> **What is required**
Separate out the lines that hold "Theile".

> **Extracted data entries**
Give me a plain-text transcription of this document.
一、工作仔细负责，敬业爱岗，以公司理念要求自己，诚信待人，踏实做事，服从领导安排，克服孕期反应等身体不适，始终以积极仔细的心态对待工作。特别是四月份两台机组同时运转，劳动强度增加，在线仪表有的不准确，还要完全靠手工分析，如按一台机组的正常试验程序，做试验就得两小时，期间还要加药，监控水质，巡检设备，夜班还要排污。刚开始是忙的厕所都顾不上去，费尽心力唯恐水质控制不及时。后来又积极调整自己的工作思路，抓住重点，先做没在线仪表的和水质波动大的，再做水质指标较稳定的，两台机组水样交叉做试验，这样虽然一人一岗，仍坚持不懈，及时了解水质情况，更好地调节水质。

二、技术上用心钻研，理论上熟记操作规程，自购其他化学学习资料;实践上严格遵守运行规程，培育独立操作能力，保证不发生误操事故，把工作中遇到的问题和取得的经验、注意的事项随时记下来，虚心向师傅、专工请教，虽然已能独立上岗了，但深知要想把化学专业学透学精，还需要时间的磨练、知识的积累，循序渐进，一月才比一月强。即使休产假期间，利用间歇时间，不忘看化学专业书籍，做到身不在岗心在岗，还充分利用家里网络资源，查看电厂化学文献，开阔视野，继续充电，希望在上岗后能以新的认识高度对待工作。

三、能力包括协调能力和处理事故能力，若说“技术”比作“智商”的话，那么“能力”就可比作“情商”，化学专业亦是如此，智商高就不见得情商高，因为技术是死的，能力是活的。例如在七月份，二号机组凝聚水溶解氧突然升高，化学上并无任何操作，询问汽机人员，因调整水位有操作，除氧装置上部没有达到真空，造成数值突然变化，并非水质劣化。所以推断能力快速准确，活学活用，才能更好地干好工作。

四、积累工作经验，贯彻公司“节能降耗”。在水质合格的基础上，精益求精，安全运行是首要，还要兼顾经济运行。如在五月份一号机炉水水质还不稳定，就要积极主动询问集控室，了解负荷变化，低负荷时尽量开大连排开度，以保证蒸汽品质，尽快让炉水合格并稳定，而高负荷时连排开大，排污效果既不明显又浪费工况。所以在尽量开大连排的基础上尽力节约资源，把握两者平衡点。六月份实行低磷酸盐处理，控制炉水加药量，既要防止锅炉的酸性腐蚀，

---

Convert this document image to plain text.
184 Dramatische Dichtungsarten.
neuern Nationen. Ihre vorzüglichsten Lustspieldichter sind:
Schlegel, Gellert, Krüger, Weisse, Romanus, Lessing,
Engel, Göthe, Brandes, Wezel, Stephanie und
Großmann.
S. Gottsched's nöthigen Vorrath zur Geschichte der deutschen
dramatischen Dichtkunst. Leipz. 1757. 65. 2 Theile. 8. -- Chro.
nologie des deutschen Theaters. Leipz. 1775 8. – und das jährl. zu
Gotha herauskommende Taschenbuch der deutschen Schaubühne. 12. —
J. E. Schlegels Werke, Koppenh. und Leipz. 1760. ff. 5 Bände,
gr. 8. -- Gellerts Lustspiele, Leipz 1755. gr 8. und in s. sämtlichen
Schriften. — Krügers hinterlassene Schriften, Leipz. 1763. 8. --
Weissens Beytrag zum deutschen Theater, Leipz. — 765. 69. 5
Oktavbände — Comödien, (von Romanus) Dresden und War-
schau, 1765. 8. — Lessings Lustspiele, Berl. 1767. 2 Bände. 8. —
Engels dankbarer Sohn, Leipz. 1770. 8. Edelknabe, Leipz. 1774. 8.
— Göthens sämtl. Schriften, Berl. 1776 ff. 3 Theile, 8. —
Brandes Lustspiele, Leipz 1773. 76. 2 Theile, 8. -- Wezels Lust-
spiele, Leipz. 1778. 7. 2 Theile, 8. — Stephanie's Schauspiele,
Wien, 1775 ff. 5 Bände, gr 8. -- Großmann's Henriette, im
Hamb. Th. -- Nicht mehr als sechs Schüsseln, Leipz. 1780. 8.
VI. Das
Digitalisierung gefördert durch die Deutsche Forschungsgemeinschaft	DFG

> **Solved exercise**
dramatischen Dichtkunst. Leipz. 1757. 65. 2 Theile. 8. -- Chro.
— Göthens sämtl. Schriften, Berl. 1776 ff. 3 Theile, 8. —
Brandes Lustspiele, Leipz 1773. 76. 2 Theile, 8. -- Wezels Lust-
spiele, Leipz. 1778. 7. 2 Theile, 8. — Stephanie's Schauspiele,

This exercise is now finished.